◆ **Direction**: Set down each entry from the block beneath, exactly as written.
════
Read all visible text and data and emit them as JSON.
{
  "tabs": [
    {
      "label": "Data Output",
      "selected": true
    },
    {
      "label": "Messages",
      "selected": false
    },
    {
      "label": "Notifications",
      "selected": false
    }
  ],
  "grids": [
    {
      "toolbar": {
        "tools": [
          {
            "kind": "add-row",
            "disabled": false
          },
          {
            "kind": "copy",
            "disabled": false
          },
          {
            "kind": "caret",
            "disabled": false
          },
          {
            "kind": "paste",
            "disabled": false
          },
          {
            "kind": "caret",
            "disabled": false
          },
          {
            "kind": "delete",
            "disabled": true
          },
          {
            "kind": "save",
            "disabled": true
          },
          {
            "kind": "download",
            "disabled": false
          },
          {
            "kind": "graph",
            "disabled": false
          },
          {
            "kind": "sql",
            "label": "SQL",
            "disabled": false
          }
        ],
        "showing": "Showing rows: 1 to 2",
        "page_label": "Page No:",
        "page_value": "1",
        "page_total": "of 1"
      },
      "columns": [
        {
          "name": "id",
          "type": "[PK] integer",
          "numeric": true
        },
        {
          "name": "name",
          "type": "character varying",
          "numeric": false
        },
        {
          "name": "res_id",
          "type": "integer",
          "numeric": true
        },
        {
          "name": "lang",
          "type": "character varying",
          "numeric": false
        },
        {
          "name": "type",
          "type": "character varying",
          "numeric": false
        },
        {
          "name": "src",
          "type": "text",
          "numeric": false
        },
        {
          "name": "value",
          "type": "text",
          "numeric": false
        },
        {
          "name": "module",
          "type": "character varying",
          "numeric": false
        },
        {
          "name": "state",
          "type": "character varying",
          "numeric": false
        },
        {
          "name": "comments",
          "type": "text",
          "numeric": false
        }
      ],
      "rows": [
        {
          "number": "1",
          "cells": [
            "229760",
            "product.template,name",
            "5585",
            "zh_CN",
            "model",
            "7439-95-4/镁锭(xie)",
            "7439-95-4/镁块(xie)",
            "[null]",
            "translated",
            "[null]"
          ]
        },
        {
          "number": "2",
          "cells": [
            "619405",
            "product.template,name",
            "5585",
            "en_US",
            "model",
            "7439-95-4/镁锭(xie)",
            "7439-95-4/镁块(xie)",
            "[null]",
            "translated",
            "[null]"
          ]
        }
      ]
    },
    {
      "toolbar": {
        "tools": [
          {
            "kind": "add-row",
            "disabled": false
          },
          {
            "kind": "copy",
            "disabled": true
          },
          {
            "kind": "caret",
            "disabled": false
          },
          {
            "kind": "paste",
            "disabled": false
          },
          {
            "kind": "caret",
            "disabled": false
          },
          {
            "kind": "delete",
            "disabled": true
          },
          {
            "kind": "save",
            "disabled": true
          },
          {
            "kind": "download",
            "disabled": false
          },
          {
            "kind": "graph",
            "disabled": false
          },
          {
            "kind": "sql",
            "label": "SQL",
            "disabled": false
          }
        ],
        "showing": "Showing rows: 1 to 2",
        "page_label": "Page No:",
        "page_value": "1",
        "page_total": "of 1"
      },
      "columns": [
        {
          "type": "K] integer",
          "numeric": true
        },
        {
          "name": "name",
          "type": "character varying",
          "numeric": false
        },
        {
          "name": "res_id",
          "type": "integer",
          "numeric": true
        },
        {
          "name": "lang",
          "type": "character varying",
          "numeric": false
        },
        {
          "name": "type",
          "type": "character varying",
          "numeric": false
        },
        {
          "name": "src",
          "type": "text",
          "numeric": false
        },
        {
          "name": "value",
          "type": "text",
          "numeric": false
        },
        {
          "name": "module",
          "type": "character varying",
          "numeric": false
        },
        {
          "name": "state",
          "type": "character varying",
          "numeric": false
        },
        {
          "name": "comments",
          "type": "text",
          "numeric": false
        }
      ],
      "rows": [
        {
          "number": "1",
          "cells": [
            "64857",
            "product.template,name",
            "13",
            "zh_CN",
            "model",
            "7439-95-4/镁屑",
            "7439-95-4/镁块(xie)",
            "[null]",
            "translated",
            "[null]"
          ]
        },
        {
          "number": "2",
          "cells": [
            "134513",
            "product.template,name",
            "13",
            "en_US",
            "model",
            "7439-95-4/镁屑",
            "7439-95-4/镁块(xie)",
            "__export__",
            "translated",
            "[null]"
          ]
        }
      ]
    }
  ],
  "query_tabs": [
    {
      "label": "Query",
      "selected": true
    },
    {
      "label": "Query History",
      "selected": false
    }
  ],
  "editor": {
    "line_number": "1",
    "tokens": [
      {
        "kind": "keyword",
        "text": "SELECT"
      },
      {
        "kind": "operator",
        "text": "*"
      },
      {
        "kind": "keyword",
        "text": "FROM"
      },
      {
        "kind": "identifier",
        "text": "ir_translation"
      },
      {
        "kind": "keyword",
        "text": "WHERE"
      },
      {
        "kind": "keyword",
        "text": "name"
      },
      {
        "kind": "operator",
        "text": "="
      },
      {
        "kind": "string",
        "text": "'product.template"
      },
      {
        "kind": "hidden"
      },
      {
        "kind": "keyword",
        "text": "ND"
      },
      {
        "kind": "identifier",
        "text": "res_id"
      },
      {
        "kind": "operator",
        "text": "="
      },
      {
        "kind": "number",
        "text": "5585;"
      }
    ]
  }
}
════
◆ **The response**:
Read all visible text and data and emit them as JSON.
{
  "tabs": [
    {
      "label": "Data Output",
      "selected": true
    },
    {
      "label": "Messages",
      "selected": false
    },
    {
      "label": "Notifications",
      "selected": false
    }
  ],
  "grids": [
    {
      "toolbar": {
        "tools": [
          {
            "kind": "add-row",
            "disabled": false
          },
          {
            "kind": "copy",
            "disabled": false
          },
          {
            "kind": "caret",
            "disabled": false
          },
          {
            "kind": "paste",
            "disabled": false
          },
          {
            "kind": "caret",
            "disabled": false
          },
          {
            "kind": "delete",
            "disabled": true
          },
          {
            "kind": "save",
            "disabled": true
          },
          {
            "kind": "download",
            "disabled": false
          },
          {
            "kind": "graph",
            "disabled": false
          },
          {
            "kind": "sql",
            "label": "SQL",
            "disabled": false
          }
        ],
        "showing": "Showing rows: 1 to 2",
        "page_label": "Page No:",
        "page_value": "1",
        "page_total": "of 1"
      },
      "columns": [
        {
          "name": "id",
          "type": "[PK] integer",
          "numeric": true
        },
        {
          "name": "name",
          "type": "character varying",
          "numeric": false
        },
        {
          "name": "res_id",
          "type": "integer",
          "numeric": true
        },
        {
          "name": "lang",
          "type": "character varying",
          "numeric": false
        },
        {
          "name": "type",
          "type": "character varying",
          "numeric": false
        },
        {
          "name": "src",
          "type": "text",
          "numeric": false
        },
        {
          "name": "value",
          "type": "text",
          "numeric": false
        },
        {
          "name": "module",
          "type": "character varying",
          "numeric": false
        },
        {
          "name": "state",
          "type": "character varying",
          "numeric": false
        },
        {
          "name": "comments",
          "type": "text",
          "numeric": false
        }
      ],
      "rows": [
        {
          "number": "1",
          "cells": [
            "229760",
            "product.template,name",
            "5585",
            "zh_CN",
            "model",
            "7439-95-4/镁锭(xie)",
            "7439-95-4/镁块(xie)",
            "[null]",
            "translated",
            "[null]"
          ]
        },
        {
          "number": "2",
          "cells": [
            "619405",
            "product.template,name",
            "5585",
            "en_US",
            "model",
            "7439-95-4/镁锭(xie)",
            "7439-95-4/镁块(xie)",
            "[null]",
            "translated",
            "[null]"
          ]
        }
      ]
    },
    {
      "toolbar": {
        "tools": [
          {
            "kind": "add-row",
            "disabled": false
          },
          {
            "kind": "copy",
            "disabled": true
          },
          {
            "kind": "caret",
            "disabled": false
          },
          {
            "kind": "paste",
            "disabled": false
          },
          {
            "kind": "caret",
            "disabled": false
          },
          {
            "kind": "delete",
            "disabled": true
          },
          {
            "kind": "save",
            "disabled": true
          },
          {
            "kind": "download",
            "disabled": false
          },
          {
            "kind": "graph",
            "disabled": false
          },
          {
            "kind": "sql",
            "label": "SQL",
            "disabled": false
          }
        ],
        "showing": "Showing rows: 1 to 2",
        "page_label": "Page No:",
        "page_value": "1",
        "page_total": "of 1"
      },
      "columns": [
        {
          "type": "K] integer",
          "numeric": true
        },
        {
          "name": "name",
          "type": "character varying",
          "numeric": false
        },
        {
          "name": "res_id",
          "type": "integer",
          "numeric": true
        },
        {
          "name": "lang",
          "type": "character varying",
          "numeric": false
        },
        {
          "name": "type",
          "type": "character varying",
          "numeric": false
        },
        {
          "name": "src",
          "type": "text",
          "numeric": false
        },
        {
          "name": "value",
          "type": "text",
          "numeric": false
        },
        {
          "name": "module",
          "type": "character varying",
          "numeric": false
        },
        {
          "name": "state",
          "type": "character varying",
          "numeric": false
        },
        {
          "name": "comments",
          "type": "text",
          "numeric": false
        }
      ],
      "rows": [
        {
          "number": "1",
          "cells": [
            "64857",
            "product.template,name",
            "13",
            "zh_CN",
            "model",
            "7439-95-4/镁屑",
            "7439-95-4/镁块(xie)",
            "[null]",
            "translated",
            "[null]"
          ]
        },
        {
          "number": "2",
          "cells": [
            "134513",
            "product.template,name",
            "13",
            "en_US",
            "model",
            "7439-95-4/镁屑",
            "7439-95-4/镁块(xie)",
            "__export__",
            "translated",
            "[null]"
          ]
        }
      ]
    }
  ],
  "query_tabs": [
    {
      "label": "Query",
      "selected": true
    },
    {
      "label": "Query History",
      "selected": false
    }
  ],
  "editor": {
    "line_number": "1",
    "tokens": [
      {
        "kind": "keyword",
        "text": "SELECT"
      },
      {
        "kind": "operator",
        "text": "*"
      },
      {
        "kind": "keyword",
        "text": "FROM"
      },
      {
        "kind": "identifier",
        "text": "ir_translation"
      },
      {
        "kind": "keyword",
        "text": "WHERE"
      },
      {
        "kind": "keyword",
        "text": "name"
      },
      {
        "kind": "operator",
        "text": "="
      },
      {
        "kind": "string",
        "text": "'product.template"
      },
      {
        "kind": "hidden"
      },
      {
        "kind": "keyword",
        "text": "ND"
      },
      {
        "kind": "identifier",
        "text": "res_id"
      },
      {
        "kind": "operator",
        "text": "="
      },
      {
        "kind": "number",
        "text": "5585;"
      }
    ]
  }
}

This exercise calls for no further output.